• [Aim]: Show each line from the listing that includes the word "Budded".

[Dataset listings of figures]
[Start]

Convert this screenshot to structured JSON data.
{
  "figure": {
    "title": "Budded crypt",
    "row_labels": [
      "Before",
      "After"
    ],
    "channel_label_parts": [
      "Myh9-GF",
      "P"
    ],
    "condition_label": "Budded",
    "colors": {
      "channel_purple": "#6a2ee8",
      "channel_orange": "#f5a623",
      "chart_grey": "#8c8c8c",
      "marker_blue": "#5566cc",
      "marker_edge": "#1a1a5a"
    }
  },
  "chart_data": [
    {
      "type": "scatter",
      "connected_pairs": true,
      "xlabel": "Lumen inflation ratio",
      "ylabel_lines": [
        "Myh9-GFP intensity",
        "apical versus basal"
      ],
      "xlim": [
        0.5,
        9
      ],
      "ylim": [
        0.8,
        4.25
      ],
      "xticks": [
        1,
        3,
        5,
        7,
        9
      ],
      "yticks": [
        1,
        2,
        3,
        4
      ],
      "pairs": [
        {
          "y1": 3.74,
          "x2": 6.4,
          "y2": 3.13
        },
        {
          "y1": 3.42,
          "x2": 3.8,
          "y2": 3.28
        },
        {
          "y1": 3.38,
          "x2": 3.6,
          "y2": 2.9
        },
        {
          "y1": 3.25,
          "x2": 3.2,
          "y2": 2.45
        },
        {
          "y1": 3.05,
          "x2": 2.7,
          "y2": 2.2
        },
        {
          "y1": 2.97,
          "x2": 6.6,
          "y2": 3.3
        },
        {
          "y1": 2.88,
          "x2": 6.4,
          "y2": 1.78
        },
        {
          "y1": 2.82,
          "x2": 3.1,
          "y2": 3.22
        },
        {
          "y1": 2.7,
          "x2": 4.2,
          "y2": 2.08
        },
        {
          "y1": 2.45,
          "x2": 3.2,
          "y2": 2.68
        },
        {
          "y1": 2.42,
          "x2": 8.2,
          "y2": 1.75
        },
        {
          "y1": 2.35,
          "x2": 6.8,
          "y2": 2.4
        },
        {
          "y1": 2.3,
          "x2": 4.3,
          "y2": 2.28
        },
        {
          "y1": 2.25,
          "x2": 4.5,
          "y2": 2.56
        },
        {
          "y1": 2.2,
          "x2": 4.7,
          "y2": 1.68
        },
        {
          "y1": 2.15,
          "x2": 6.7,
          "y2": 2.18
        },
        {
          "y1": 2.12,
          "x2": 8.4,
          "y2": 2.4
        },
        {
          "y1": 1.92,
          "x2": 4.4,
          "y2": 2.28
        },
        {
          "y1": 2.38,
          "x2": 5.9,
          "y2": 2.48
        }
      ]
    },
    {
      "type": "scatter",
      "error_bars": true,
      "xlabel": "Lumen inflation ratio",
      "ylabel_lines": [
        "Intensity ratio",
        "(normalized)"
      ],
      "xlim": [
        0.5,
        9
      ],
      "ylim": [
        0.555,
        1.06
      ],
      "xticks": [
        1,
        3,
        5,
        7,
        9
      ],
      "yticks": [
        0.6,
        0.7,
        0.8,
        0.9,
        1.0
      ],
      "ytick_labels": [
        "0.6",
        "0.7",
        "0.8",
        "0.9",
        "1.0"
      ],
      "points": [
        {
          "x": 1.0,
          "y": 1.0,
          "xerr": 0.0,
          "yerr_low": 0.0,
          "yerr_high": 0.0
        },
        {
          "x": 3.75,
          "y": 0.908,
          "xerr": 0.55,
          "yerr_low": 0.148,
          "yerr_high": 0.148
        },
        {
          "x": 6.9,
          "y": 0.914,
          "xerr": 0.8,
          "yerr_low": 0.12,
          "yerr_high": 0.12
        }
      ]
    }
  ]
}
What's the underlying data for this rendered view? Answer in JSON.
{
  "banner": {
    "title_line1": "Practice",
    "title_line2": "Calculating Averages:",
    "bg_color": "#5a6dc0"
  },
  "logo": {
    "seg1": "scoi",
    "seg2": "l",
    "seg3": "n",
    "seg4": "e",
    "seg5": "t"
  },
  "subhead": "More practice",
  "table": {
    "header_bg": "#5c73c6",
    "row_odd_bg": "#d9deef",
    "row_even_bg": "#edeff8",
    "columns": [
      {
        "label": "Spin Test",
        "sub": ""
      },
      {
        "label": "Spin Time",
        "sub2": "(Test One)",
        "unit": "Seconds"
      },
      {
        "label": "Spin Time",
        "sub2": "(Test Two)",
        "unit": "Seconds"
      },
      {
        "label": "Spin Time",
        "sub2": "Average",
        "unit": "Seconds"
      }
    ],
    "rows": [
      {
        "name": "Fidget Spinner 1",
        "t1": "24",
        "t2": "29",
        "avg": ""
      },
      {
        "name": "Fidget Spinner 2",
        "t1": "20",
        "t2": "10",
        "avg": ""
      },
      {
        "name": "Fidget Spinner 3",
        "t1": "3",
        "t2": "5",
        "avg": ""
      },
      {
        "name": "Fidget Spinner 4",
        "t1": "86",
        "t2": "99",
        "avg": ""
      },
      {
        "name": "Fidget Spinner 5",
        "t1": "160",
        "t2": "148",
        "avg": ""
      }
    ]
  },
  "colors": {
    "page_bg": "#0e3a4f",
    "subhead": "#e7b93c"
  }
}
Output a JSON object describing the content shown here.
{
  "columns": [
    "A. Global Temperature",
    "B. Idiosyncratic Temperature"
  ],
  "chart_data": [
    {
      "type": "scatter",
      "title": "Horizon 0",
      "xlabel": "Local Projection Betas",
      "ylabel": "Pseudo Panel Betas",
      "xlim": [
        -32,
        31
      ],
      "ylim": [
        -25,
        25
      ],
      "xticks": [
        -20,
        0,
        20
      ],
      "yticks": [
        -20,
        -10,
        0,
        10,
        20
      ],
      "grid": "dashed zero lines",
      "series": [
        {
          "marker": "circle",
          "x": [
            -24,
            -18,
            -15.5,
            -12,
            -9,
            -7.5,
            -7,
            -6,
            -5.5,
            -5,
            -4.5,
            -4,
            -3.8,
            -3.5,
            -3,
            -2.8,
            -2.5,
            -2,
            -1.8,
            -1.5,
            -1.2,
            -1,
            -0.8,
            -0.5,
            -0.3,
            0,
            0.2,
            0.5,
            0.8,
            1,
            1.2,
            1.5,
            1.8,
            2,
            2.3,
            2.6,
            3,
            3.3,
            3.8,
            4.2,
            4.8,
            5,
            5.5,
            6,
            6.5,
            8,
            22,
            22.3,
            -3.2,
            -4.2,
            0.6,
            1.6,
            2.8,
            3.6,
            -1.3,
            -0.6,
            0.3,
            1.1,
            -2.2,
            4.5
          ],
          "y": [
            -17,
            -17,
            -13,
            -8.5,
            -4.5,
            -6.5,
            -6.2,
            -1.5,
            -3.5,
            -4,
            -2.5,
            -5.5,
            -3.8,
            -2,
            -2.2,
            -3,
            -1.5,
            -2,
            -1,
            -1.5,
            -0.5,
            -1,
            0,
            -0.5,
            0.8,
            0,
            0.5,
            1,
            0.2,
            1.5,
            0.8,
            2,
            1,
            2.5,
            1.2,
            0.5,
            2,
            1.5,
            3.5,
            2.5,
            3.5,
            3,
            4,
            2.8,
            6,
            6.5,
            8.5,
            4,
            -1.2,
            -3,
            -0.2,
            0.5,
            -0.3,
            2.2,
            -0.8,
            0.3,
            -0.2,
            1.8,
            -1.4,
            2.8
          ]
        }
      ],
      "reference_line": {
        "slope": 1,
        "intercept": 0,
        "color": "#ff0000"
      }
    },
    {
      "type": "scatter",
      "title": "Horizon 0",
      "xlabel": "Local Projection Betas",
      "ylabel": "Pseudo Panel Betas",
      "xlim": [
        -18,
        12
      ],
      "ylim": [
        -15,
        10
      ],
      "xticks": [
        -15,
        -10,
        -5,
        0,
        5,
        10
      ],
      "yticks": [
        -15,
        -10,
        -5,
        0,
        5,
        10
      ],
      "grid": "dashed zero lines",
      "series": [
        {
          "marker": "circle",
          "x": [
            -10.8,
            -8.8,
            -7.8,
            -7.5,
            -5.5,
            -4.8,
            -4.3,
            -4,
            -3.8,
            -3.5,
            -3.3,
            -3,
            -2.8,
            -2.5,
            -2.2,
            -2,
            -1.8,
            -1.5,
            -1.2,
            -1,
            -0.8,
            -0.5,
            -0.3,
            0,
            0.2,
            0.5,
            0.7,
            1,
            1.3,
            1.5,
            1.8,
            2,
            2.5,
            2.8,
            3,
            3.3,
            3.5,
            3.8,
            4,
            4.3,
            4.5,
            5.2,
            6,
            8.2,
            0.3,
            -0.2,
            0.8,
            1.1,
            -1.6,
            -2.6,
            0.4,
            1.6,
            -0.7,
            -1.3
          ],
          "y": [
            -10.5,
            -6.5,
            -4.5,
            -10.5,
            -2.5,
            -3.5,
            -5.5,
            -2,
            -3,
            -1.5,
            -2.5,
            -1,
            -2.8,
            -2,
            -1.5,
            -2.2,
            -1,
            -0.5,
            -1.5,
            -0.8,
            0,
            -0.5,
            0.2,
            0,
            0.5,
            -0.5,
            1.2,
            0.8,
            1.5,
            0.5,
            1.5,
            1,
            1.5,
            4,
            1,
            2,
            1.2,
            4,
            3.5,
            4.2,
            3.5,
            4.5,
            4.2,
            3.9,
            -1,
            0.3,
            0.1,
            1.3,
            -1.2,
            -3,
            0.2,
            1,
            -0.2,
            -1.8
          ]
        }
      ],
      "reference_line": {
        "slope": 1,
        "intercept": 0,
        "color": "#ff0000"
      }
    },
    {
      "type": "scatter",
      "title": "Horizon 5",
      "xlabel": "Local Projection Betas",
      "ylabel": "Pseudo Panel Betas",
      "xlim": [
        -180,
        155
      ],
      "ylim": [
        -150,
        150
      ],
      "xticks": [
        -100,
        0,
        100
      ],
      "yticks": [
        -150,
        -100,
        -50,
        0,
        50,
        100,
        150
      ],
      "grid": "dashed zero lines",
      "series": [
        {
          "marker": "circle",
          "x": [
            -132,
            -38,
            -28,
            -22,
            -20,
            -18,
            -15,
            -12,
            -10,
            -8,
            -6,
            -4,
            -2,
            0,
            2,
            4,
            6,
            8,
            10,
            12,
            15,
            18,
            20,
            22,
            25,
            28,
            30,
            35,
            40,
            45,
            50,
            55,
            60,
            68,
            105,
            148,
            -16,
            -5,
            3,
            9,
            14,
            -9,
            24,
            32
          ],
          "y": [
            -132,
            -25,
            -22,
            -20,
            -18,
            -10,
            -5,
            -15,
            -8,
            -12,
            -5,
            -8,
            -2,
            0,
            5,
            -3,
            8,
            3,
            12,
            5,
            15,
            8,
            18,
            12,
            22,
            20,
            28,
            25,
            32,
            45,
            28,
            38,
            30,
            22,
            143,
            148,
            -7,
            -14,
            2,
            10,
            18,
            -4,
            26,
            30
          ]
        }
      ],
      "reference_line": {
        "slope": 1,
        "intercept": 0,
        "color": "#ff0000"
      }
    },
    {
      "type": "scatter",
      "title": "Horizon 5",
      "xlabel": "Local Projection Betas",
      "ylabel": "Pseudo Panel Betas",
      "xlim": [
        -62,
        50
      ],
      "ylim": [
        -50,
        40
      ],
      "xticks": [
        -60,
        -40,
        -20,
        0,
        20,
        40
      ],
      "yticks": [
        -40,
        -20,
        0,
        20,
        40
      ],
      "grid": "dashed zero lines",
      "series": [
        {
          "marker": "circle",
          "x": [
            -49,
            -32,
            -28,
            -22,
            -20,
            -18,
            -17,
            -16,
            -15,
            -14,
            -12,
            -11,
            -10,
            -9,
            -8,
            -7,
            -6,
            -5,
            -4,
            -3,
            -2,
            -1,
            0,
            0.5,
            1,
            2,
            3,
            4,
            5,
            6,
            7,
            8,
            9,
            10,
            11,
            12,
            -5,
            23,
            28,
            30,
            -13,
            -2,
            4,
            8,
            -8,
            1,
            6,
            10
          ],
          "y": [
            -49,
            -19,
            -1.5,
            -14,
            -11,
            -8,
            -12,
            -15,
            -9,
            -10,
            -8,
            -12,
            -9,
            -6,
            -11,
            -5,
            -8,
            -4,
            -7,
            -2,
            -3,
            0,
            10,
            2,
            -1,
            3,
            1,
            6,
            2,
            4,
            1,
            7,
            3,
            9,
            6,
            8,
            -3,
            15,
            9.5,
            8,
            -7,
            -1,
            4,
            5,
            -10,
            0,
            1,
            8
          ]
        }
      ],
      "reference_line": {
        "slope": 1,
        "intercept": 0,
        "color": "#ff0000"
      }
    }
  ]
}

[End]

• [Task answer]:
    "title": "Budded crypt",
    "condition_label": "Budded",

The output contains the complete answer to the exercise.